• **Objective**
Your task is to copy every record exactly.

• **Given records**
|---|

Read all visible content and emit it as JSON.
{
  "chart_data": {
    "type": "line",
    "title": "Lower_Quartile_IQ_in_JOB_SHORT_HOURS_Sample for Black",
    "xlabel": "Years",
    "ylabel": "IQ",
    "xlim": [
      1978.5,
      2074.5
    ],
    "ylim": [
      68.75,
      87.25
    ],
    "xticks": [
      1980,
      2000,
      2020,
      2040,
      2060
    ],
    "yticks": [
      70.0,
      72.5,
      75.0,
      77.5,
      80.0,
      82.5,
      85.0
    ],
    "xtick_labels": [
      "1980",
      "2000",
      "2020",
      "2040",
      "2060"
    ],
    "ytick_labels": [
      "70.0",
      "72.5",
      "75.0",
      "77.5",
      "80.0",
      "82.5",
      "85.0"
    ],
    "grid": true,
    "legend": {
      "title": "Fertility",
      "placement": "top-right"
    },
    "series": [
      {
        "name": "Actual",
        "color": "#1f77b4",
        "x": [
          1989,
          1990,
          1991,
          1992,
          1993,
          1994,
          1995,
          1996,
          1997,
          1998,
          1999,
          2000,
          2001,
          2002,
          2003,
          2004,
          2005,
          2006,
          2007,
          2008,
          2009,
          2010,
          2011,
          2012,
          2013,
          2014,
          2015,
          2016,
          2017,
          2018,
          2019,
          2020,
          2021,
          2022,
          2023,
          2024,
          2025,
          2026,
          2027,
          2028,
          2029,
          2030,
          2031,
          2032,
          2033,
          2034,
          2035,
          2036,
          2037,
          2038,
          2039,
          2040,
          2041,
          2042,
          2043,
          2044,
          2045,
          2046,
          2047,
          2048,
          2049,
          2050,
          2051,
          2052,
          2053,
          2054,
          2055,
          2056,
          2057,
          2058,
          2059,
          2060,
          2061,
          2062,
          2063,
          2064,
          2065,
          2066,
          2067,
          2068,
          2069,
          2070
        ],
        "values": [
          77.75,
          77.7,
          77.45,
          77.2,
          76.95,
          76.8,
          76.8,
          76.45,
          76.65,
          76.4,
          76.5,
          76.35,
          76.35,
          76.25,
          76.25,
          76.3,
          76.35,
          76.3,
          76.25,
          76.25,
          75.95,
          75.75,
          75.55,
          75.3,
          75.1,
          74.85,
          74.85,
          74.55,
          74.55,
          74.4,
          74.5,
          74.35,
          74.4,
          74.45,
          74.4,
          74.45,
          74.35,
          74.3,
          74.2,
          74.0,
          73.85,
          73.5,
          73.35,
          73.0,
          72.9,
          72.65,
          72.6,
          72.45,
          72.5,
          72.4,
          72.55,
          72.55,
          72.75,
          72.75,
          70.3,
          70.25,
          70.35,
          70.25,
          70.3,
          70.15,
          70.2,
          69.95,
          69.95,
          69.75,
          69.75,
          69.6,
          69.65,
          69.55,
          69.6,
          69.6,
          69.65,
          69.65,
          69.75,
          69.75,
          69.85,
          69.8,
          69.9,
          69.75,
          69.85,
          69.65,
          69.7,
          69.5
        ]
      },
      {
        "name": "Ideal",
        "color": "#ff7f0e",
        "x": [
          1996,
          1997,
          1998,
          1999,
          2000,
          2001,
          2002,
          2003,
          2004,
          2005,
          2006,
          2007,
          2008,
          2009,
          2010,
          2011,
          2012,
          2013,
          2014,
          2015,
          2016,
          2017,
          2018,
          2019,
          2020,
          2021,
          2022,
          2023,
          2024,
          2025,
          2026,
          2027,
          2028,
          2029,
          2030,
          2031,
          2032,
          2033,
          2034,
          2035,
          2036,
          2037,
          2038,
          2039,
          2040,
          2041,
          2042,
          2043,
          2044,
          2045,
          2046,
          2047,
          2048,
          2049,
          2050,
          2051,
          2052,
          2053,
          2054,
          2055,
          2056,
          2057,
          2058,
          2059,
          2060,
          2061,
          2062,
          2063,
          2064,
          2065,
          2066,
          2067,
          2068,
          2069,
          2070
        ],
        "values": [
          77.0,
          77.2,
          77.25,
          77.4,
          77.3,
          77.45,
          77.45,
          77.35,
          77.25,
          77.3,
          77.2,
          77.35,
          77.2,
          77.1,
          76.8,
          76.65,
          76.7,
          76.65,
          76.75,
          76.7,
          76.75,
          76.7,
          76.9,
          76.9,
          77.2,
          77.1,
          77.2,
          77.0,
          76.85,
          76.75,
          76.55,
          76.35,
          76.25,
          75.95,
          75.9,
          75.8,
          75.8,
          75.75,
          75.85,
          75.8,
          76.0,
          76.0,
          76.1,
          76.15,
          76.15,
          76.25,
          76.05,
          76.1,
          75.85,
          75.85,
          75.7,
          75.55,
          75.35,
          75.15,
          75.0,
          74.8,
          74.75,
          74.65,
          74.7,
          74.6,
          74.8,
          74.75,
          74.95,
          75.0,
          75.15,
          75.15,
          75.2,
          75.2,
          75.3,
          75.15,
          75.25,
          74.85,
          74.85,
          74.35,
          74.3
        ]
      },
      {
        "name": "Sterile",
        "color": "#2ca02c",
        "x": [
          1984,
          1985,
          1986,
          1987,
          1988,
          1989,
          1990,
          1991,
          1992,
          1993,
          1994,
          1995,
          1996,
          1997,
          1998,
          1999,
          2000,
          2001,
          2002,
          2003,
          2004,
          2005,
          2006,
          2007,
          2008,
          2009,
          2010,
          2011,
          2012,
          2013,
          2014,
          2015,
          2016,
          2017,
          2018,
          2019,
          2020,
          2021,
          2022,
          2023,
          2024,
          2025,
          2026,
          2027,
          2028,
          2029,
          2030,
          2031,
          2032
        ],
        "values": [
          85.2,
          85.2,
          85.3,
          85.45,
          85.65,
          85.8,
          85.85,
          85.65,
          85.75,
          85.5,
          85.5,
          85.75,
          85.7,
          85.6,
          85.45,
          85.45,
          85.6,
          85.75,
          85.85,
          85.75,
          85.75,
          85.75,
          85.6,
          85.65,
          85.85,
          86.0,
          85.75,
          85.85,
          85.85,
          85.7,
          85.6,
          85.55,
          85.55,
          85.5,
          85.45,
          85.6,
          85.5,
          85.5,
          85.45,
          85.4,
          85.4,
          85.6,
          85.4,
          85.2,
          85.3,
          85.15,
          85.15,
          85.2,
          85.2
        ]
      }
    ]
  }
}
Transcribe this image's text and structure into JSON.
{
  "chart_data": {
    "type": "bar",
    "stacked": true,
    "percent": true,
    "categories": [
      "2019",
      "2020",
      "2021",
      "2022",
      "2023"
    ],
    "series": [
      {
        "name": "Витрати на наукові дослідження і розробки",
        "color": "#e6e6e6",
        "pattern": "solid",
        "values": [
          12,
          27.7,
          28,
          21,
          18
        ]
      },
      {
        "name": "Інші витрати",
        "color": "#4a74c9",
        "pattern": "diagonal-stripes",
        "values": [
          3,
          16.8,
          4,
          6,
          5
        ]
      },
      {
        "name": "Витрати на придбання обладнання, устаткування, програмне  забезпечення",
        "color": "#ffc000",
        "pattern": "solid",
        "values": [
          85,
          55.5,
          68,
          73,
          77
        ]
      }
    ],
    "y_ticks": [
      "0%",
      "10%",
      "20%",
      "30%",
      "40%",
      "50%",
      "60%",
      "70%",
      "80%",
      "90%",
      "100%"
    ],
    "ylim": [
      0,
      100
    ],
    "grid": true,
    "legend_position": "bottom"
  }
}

|---|

• **Solution to this problem**
Read all visible content and emit it as JSON.
{
  "chart_data": {
    "type": "line",
    "title": "Lower_Quartile_IQ_in_JOB_SHORT_HOURS_Sample for Black",
    "xlabel": "Years",
    "ylabel": "IQ",
    "xlim": [
      1978.5,
      2074.5
    ],
    "ylim": [
      68.75,
      87.25
    ],
    "xticks": [
      1980,
      2000,
      2020,
      2040,
      2060
    ],
    "yticks": [
      70.0,
      72.5,
      75.0,
      77.5,
      80.0,
      82.5,
      85.0
    ],
    "xtick_labels": [
      "1980",
      "2000",
      "2020",
      "2040",
      "2060"
    ],
    "ytick_labels": [
      "70.0",
      "72.5",
      "75.0",
      "77.5",
      "80.0",
      "82.5",
      "85.0"
    ],
    "grid": true,
    "legend": {
      "title": "Fertility",
      "placement": "top-right"
    },
    "series": [
      {
        "name": "Actual",
        "color": "#1f77b4",
        "x": [
          1989,
          1990,
          1991,
          1992,
          1993,
          1994,
          1995,
          1996,
          1997,
          1998,
          1999,
          2000,
          2001,
          2002,
          2003,
          2004,
          2005,
          2006,
          2007,
          2008,
          2009,
          2010,
          2011,
          2012,
          2013,
          2014,
          2015,
          2016,
          2017,
          2018,
          2019,
          2020,
          2021,
          2022,
          2023,
          2024,
          2025,
          2026,
          2027,
          2028,
          2029,
          2030,
          2031,
          2032,
          2033,
          2034,
          2035,
          2036,
          2037,
          2038,
          2039,
          2040,
          2041,
          2042,
          2043,
          2044,
          2045,
          2046,
          2047,
          2048,
          2049,
          2050,
          2051,
          2052,
          2053,
          2054,
          2055,
          2056,
          2057,
          2058,
          2059,
          2060,
          2061,
          2062,
          2063,
          2064,
          2065,
          2066,
          2067,
          2068,
          2069,
          2070
        ],
        "values": [
          77.75,
          77.7,
          77.45,
          77.2,
          76.95,
          76.8,
          76.8,
          76.45,
          76.65,
          76.4,
          76.5,
          76.35,
          76.35,
          76.25,
          76.25,
          76.3,
          76.35,
          76.3,
          76.25,
          76.25,
          75.95,
          75.75,
          75.55,
          75.3,
          75.1,
          74.85,
          74.85,
          74.55,
          74.55,
          74.4,
          74.5,
          74.35,
          74.4,
          74.45,
          74.4,
          74.45,
          74.35,
          74.3,
          74.2,
          74.0,
          73.85,
          73.5,
          73.35,
          73.0,
          72.9,
          72.65,
          72.6,
          72.45,
          72.5,
          72.4,
          72.55,
          72.55,
          72.75,
          72.75,
          70.3,
          70.25,
          70.35,
          70.25,
          70.3,
          70.15,
          70.2,
          69.95,
          69.95,
          69.75,
          69.75,
          69.6,
          69.65,
          69.55,
          69.6,
          69.6,
          69.65,
          69.65,
          69.75,
          69.75,
          69.85,
          69.8,
          69.9,
          69.75,
          69.85,
          69.65,
          69.7,
          69.5
        ]
      },
      {
        "name": "Ideal",
        "color": "#ff7f0e",
        "x": [
          1996,
          1997,
          1998,
          1999,
          2000,
          2001,
          2002,
          2003,
          2004,
          2005,
          2006,
          2007,
          2008,
          2009,
          2010,
          2011,
          2012,
          2013,
          2014,
          2015,
          2016,
          2017,
          2018,
          2019,
          2020,
          2021,
          2022,
          2023,
          2024,
          2025,
          2026,
          2027,
          2028,
          2029,
          2030,
          2031,
          2032,
          2033,
          2034,
          2035,
          2036,
          2037,
          2038,
          2039,
          2040,
          2041,
          2042,
          2043,
          2044,
          2045,
          2046,
          2047,
          2048,
          2049,
          2050,
          2051,
          2052,
          2053,
          2054,
          2055,
          2056,
          2057,
          2058,
          2059,
          2060,
          2061,
          2062,
          2063,
          2064,
          2065,
          2066,
          2067,
          2068,
          2069,
          2070
        ],
        "values": [
          77.0,
          77.2,
          77.25,
          77.4,
          77.3,
          77.45,
          77.45,
          77.35,
          77.25,
          77.3,
          77.2,
          77.35,
          77.2,
          77.1,
          76.8,
          76.65,
          76.7,
          76.65,
          76.75,
          76.7,
          76.75,
          76.7,
          76.9,
          76.9,
          77.2,
          77.1,
          77.2,
          77.0,
          76.85,
          76.75,
          76.55,
          76.35,
          76.25,
          75.95,
          75.9,
          75.8,
          75.8,
          75.75,
          75.85,
          75.8,
          76.0,
          76.0,
          76.1,
          76.15,
          76.15,
          76.25,
          76.05,
          76.1,
          75.85,
          75.85,
          75.7,
          75.55,
          75.35,
          75.15,
          75.0,
          74.8,
          74.75,
          74.65,
          74.7,
          74.6,
          74.8,
          74.75,
          74.95,
          75.0,
          75.15,
          75.15,
          75.2,
          75.2,
          75.3,
          75.15,
          75.25,
          74.85,
          74.85,
          74.35,
          74.3
        ]
      },
      {
        "name": "Sterile",
        "color": "#2ca02c",
        "x": [
          1984,
          1985,
          1986,
          1987,
          1988,
          1989,
          1990,
          1991,
          1992,
          1993,
          1994,
          1995,
          1996,
          1997,
          1998,
          1999,
          2000,
          2001,
          2002,
          2003,
          2004,
          2005,
          2006,
          2007,
          2008,
          2009,
          2010,
          2011,
          2012,
          2013,
          2014,
          2015,
          2016,
          2017,
          2018,
          2019,
          2020,
          2021,
          2022,
          2023,
          2024,
          2025,
          2026,
          2027,
          2028,
          2029,
          2030,
          2031,
          2032
        ],
        "values": [
          85.2,
          85.2,
          85.3,
          85.45,
          85.65,
          85.8,
          85.85,
          85.65,
          85.75,
          85.5,
          85.5,
          85.75,
          85.7,
          85.6,
          85.45,
          85.45,
          85.6,
          85.75,
          85.85,
          85.75,
          85.75,
          85.75,
          85.6,
          85.65,
          85.85,
          86.0,
          85.75,
          85.85,
          85.85,
          85.7,
          85.6,
          85.55,
          85.55,
          85.5,
          85.45,
          85.6,
          85.5,
          85.5,
          85.45,
          85.4,
          85.4,
          85.6,
          85.4,
          85.2,
          85.3,
          85.15,
          85.15,
          85.2,
          85.2
        ]
      }
    ]
  }
}
Transcribe this image's text and structure into JSON.
{
  "chart_data": {
    "type": "bar",
    "stacked": true,
    "percent": true,
    "categories": [
      "2019",
      "2020",
      "2021",
      "2022",
      "2023"
    ],
    "series": [
      {
        "name": "Витрати на наукові дослідження і розробки",
        "color": "#e6e6e6",
        "pattern": "solid",
        "values": [
          12,
          27.7,
          28,
          21,
          18
        ]
      },
      {
        "name": "Інші витрати",
        "color": "#4a74c9",
        "pattern": "diagonal-stripes",
        "values": [
          3,
          16.8,
          4,
          6,
          5
        ]
      },
      {
        "name": "Витрати на придбання обладнання, устаткування, програмне  забезпечення",
        "color": "#ffc000",
        "pattern": "solid",
        "values": [
          85,
          55.5,
          68,
          73,
          77
        ]
      }
    ],
    "y_ticks": [
      "0%",
      "10%",
      "20%",
      "30%",
      "40%",
      "50%",
      "60%",
      "70%",
      "80%",
      "90%",
      "100%"
    ],
    "ylim": [
      0,
      100
    ],
    "grid": true,
    "legend_position": "bottom"
  }
}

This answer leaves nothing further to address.